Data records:
▼
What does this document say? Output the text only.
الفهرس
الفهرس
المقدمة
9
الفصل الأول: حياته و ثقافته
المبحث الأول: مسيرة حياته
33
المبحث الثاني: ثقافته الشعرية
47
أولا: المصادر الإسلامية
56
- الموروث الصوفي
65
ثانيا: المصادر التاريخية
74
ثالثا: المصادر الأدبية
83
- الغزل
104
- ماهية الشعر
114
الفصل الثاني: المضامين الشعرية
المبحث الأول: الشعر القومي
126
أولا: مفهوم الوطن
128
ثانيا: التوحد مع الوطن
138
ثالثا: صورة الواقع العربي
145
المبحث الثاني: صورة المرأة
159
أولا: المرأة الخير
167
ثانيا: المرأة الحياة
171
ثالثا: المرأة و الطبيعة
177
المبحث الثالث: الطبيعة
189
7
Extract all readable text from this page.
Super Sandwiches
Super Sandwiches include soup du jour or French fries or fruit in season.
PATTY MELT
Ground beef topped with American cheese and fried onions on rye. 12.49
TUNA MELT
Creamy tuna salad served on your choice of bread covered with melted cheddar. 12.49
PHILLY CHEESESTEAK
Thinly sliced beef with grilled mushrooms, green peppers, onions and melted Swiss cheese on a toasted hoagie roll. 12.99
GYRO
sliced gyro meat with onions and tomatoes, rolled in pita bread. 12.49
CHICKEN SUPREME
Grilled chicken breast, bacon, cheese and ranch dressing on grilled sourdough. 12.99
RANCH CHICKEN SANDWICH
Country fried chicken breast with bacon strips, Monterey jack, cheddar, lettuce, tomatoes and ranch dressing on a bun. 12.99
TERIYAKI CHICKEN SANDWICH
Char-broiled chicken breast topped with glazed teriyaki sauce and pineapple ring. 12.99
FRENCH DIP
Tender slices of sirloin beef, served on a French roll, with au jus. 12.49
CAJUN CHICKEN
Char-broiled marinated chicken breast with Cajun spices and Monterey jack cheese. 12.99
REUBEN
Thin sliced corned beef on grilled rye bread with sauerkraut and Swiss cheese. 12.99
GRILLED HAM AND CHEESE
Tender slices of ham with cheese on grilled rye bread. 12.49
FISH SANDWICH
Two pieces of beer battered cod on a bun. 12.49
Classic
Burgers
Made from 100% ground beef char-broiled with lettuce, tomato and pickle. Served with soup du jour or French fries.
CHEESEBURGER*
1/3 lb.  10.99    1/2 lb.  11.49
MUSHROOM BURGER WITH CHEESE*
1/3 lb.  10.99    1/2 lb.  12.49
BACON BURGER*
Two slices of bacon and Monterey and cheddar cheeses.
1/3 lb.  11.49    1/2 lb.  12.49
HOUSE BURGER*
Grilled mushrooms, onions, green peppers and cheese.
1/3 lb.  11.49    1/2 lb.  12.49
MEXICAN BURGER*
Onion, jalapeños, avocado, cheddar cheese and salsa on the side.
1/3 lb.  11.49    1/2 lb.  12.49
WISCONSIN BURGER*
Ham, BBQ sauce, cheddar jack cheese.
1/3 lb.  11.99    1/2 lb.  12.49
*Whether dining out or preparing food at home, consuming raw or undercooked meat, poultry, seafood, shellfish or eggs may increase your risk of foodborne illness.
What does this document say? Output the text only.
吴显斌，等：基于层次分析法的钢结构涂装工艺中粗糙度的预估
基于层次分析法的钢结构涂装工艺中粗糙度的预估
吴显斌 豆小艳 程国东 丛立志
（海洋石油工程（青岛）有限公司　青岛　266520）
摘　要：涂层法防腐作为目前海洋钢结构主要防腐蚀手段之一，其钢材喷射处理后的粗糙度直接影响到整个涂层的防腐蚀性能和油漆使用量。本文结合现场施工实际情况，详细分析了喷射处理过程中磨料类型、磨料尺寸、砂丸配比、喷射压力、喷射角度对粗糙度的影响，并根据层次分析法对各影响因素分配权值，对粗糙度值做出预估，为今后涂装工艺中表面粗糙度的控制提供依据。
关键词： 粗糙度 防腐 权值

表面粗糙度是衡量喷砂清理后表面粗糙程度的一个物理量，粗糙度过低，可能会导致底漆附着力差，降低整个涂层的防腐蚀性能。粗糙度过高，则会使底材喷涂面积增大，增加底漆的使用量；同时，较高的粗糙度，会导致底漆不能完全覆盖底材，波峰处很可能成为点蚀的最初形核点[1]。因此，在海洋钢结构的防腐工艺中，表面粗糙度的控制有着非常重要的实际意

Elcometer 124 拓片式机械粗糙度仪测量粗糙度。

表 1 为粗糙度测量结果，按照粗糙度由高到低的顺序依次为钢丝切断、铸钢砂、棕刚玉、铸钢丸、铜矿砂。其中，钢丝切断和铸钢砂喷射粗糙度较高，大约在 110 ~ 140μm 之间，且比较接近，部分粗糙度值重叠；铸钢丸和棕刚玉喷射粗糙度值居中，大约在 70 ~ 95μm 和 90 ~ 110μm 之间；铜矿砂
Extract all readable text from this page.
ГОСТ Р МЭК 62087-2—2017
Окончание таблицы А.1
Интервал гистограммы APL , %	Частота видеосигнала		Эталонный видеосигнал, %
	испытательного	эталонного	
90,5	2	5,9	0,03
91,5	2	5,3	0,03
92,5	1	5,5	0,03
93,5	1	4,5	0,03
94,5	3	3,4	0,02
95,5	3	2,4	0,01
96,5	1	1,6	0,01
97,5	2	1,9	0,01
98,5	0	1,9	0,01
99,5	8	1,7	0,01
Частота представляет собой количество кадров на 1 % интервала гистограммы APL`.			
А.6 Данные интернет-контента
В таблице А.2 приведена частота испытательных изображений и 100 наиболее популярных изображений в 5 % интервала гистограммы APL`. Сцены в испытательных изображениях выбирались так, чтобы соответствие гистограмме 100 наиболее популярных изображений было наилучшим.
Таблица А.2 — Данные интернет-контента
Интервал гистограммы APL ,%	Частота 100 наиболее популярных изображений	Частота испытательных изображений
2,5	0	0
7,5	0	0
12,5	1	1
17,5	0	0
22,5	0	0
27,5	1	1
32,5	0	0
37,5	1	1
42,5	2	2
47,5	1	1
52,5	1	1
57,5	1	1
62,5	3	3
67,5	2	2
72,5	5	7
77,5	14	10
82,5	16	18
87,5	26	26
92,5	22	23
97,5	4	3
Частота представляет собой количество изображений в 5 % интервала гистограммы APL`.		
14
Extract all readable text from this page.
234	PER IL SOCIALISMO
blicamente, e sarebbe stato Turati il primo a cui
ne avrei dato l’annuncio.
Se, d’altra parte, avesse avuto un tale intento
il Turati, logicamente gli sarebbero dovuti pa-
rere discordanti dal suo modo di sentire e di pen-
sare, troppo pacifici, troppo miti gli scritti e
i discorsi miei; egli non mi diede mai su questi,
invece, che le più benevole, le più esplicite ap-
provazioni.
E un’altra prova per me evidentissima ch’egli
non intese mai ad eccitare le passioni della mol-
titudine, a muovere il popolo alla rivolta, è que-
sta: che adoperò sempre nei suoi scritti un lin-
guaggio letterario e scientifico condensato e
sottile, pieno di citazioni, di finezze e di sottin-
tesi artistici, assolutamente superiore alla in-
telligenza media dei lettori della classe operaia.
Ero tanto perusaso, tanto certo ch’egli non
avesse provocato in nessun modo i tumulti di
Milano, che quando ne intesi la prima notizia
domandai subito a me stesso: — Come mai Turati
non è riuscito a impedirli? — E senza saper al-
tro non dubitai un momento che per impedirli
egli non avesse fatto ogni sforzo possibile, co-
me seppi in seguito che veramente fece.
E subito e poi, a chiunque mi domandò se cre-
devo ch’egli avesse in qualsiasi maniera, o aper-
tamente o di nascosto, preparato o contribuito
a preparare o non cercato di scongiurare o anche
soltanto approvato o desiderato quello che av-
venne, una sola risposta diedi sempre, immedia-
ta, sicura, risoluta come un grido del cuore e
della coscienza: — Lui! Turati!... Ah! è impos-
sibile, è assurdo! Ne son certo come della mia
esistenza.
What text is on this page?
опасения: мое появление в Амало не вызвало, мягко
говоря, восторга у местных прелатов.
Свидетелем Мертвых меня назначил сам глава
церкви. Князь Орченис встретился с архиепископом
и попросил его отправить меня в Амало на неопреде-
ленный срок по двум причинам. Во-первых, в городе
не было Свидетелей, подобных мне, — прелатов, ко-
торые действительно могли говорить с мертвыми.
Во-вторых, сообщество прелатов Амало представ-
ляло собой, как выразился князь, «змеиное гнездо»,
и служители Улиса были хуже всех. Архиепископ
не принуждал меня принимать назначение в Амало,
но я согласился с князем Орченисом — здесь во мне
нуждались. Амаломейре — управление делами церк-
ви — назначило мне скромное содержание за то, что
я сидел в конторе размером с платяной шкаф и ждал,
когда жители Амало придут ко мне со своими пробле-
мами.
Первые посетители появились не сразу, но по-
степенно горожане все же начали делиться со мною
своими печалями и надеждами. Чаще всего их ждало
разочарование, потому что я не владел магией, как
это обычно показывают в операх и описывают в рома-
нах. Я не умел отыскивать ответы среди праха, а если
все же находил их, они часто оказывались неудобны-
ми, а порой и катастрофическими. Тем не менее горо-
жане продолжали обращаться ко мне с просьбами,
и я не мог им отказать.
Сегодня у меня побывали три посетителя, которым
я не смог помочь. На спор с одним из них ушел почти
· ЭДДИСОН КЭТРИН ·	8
▲
Work to be completed - From the listing above, report the number of lines containing the string "sliced", without any accompanying remarks.

Finished answer - 3